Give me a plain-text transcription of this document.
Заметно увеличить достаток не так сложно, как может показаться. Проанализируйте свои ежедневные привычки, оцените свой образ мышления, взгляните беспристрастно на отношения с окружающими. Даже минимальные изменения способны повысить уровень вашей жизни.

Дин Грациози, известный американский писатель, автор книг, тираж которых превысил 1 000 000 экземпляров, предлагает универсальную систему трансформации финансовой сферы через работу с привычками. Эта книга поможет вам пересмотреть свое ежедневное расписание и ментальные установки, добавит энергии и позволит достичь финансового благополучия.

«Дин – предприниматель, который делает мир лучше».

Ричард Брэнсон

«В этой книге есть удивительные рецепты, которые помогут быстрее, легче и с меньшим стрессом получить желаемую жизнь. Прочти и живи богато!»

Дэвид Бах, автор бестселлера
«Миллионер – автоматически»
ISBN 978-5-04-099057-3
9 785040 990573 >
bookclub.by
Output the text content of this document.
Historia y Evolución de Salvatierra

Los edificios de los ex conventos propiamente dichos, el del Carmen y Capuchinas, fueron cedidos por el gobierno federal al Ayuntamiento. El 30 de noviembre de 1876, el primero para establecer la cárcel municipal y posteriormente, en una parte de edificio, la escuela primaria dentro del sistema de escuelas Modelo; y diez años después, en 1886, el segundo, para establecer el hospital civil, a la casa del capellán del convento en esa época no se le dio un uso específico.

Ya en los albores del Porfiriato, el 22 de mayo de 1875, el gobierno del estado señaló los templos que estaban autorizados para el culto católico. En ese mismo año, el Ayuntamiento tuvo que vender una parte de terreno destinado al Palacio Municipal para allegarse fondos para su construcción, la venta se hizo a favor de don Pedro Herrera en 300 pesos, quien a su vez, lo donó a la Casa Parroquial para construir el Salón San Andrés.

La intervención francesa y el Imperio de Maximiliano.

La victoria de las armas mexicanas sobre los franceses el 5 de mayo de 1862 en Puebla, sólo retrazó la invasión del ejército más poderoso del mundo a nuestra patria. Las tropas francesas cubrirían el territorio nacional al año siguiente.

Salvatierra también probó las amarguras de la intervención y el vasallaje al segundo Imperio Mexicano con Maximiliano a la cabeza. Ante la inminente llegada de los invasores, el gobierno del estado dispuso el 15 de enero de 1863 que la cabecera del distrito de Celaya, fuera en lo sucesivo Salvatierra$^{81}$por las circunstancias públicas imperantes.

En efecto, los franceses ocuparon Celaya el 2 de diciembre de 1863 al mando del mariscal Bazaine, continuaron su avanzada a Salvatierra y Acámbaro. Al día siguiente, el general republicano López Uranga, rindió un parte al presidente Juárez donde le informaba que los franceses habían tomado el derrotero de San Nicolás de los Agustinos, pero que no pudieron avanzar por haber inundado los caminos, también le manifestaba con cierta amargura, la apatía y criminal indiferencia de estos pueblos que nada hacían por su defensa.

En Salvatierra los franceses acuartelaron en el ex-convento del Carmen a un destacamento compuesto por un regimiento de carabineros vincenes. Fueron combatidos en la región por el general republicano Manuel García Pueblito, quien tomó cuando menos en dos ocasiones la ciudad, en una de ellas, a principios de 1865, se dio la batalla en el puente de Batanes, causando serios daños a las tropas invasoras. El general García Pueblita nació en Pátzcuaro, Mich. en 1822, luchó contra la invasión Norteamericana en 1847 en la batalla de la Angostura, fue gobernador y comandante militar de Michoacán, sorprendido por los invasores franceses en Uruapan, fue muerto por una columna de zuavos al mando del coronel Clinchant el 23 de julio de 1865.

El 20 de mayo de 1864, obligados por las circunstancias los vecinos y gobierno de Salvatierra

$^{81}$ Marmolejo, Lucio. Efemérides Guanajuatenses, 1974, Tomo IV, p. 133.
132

===

→ CHALLENGE: Lines containing the string "republicano" should be counted; reply with their number and nothing more.

→ WRITTEN SOLUTION: 2